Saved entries
* begin *

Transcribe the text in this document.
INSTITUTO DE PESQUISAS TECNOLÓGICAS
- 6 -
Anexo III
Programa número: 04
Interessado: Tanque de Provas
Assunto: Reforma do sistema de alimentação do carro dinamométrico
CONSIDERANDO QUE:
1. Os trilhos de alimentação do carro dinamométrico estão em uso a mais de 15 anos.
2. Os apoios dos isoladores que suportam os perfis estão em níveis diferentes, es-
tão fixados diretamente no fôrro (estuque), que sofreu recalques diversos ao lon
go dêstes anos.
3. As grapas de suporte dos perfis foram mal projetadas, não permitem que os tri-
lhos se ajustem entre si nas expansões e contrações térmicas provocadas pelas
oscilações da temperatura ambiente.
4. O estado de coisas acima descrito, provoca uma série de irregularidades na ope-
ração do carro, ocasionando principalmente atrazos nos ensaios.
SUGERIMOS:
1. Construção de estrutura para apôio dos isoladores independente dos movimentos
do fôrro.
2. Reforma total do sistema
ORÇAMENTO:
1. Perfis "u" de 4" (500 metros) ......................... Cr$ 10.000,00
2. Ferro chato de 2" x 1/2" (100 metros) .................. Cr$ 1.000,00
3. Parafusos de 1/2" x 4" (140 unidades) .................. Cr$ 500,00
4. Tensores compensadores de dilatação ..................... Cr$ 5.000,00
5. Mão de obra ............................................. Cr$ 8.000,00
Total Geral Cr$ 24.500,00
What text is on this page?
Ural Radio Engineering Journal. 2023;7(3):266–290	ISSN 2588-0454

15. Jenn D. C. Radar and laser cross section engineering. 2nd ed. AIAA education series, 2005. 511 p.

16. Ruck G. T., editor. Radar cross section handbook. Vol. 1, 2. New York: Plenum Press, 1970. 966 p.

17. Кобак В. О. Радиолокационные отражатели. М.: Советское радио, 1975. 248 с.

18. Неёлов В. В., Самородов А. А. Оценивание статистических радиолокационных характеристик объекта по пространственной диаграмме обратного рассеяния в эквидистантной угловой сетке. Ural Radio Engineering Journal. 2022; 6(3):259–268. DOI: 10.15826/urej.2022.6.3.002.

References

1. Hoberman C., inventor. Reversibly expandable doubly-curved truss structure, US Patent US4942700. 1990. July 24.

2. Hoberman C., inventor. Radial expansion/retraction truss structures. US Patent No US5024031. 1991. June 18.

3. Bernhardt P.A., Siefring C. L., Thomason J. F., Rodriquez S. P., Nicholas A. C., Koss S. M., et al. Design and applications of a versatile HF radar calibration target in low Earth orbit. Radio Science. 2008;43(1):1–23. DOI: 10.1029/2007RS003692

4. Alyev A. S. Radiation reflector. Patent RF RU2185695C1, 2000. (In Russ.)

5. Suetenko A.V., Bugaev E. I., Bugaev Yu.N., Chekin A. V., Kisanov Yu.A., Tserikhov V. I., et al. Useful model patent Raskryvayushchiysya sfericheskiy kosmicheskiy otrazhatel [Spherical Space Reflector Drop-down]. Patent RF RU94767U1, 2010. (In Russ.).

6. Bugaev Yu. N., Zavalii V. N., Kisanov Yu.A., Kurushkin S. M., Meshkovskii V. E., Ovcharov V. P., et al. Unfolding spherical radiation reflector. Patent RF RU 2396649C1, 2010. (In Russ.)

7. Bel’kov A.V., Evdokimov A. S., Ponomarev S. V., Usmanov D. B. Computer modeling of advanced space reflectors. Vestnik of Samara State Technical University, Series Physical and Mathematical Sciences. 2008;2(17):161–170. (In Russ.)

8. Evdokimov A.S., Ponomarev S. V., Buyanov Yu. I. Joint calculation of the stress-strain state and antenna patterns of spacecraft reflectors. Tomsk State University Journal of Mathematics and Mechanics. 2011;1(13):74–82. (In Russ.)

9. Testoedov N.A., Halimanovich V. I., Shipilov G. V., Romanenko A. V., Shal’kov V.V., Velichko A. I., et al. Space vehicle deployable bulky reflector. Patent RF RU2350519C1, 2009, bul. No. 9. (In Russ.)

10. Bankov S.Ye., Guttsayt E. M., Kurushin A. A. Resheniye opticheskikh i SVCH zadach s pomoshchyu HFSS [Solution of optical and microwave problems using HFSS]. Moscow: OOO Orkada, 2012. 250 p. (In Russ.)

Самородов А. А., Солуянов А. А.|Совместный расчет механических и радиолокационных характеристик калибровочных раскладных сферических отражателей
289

* end *
* begin *

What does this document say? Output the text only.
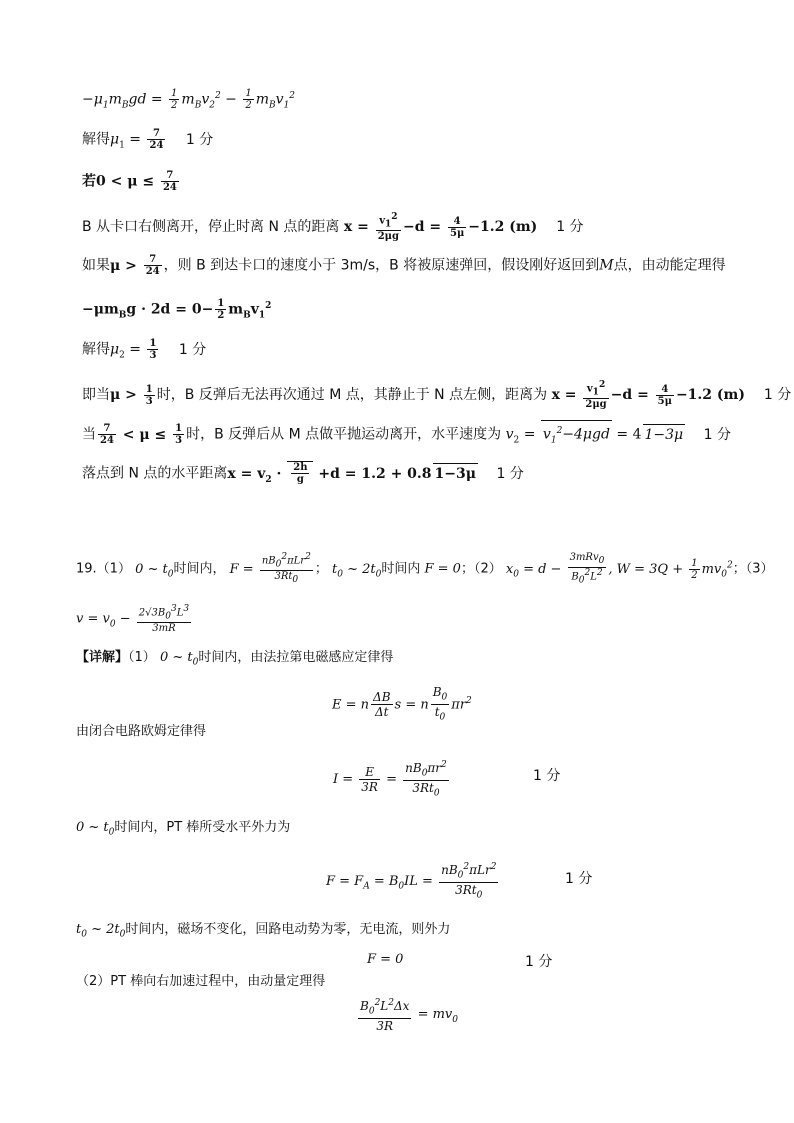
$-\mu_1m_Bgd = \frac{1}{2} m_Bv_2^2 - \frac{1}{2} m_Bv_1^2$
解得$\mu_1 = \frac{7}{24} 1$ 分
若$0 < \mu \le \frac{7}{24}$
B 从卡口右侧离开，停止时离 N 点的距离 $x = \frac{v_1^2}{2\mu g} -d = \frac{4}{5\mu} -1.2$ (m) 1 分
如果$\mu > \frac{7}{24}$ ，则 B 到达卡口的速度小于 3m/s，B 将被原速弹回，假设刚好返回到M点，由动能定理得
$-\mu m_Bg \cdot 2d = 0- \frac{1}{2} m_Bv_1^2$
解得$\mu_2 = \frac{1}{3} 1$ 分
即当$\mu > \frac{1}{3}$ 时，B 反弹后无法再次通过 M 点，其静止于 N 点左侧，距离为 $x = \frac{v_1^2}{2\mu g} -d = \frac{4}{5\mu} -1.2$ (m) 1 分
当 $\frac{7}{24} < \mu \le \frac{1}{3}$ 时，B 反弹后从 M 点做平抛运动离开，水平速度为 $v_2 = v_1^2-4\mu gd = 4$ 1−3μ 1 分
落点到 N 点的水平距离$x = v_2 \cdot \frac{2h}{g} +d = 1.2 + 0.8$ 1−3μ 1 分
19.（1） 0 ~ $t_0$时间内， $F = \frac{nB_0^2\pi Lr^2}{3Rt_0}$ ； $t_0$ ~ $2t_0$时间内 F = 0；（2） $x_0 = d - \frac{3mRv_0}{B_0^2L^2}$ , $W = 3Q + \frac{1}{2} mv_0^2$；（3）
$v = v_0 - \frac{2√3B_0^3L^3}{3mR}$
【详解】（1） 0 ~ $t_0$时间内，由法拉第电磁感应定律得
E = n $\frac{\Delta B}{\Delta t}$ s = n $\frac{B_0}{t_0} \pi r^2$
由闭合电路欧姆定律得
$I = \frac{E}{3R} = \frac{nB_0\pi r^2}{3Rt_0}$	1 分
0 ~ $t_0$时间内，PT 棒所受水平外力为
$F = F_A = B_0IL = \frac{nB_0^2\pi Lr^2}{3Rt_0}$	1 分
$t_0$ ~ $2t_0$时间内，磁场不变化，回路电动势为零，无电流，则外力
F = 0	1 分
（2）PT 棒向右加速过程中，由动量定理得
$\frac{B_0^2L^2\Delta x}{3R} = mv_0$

* end *

* Written request
Identify every line above that includes the word "cdot", and show those lines.

* Answer in full
$-\mu m_Bg \cdot 2d = 0- \frac{1}{2} m_Bv_1^2$
落点到 N 点的水平距离$x = v_2 \cdot \frac{2h}{g} +d = 1.2 + 0.8$ 1−3μ 1 分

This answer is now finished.